PROBLEM REQUIREMENTS
Read the entries below and pull out each line with the string "playback".

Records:
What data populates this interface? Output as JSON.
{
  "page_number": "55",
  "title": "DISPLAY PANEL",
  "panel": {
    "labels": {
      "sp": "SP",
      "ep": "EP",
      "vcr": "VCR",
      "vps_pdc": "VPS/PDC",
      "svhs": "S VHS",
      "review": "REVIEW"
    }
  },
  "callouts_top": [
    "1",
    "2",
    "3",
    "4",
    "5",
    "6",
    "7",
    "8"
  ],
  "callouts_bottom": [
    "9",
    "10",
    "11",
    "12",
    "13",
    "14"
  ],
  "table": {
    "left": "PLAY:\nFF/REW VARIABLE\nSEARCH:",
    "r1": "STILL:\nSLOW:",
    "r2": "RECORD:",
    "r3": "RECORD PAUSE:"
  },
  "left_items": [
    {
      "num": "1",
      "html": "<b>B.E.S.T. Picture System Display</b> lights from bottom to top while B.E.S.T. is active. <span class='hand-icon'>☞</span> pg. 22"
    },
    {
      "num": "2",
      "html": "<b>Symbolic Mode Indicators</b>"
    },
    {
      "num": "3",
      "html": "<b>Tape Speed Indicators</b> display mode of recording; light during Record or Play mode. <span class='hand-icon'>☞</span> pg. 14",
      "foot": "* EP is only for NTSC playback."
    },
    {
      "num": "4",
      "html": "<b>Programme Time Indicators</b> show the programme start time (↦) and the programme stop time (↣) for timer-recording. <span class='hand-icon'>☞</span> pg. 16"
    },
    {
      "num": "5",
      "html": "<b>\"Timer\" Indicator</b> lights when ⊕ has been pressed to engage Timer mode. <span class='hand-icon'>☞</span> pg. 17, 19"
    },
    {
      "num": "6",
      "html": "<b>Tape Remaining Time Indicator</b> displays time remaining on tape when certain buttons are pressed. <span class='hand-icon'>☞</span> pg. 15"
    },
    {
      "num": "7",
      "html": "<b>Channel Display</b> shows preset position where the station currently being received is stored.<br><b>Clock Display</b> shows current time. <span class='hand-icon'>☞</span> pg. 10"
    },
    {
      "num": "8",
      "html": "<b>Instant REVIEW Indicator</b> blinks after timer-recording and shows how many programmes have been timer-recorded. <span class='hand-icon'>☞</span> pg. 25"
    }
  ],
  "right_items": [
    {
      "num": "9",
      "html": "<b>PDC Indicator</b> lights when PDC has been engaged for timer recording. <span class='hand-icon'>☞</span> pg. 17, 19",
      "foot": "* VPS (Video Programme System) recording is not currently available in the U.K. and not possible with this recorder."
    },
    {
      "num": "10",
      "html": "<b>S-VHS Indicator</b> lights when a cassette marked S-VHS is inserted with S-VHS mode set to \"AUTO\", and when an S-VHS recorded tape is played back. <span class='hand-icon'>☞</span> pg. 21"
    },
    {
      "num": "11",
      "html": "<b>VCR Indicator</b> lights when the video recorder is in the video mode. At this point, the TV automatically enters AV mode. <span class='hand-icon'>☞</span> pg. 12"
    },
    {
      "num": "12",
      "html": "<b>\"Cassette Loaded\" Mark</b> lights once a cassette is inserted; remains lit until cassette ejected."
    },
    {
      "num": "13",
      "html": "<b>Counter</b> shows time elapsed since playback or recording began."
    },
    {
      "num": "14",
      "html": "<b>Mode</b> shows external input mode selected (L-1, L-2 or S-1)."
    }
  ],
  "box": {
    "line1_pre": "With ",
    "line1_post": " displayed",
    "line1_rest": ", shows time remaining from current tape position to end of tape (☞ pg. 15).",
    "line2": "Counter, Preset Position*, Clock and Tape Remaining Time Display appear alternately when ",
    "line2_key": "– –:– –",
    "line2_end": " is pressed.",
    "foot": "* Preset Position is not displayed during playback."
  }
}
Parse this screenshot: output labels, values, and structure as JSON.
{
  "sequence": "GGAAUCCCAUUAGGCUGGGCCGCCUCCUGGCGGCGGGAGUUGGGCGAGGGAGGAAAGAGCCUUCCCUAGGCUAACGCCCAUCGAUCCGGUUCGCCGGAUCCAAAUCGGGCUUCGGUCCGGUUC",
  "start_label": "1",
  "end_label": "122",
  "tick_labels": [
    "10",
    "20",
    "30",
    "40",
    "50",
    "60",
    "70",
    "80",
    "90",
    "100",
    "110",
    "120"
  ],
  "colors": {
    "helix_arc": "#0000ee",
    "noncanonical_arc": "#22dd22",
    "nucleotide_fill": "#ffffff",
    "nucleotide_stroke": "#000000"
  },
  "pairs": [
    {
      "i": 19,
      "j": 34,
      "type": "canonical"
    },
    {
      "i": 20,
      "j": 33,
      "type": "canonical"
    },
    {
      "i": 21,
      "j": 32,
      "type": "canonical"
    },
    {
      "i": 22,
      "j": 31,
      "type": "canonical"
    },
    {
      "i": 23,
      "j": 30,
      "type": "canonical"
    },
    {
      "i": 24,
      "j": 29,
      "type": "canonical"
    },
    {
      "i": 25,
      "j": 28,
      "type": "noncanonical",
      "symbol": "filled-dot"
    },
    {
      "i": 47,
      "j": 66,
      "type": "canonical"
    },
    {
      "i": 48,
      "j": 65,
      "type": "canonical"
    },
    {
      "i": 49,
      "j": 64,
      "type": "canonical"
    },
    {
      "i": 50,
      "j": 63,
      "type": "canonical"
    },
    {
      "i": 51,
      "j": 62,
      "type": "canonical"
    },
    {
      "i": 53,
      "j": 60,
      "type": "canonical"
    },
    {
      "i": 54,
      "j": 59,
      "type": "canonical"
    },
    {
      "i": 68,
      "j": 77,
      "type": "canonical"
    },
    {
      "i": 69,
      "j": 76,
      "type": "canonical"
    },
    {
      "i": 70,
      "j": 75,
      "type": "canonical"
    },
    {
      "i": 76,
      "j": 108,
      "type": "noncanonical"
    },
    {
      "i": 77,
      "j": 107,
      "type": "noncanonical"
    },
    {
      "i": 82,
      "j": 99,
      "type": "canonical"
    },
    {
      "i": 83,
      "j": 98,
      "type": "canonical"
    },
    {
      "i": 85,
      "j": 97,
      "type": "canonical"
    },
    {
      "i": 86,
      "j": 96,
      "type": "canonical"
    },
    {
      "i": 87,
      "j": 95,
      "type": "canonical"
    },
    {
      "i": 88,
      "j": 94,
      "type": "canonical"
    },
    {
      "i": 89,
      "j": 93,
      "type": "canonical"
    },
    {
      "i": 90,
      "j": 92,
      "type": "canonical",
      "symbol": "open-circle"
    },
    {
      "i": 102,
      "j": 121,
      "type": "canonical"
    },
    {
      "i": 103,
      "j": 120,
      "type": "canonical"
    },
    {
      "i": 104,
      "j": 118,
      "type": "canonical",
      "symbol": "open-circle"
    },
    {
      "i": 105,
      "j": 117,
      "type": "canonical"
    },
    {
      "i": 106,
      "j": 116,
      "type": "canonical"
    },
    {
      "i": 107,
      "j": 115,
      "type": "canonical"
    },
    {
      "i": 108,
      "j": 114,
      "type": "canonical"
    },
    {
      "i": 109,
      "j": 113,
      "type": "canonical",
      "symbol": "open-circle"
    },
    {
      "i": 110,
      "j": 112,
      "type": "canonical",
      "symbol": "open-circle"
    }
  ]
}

EXPECTED ANSWER
      "foot": "* EP is only for NTSC playback."
      "html": "<b>Counter</b> shows time elapsed since playback or recording began."
    "foot": "* Preset Position is not displayed during playback."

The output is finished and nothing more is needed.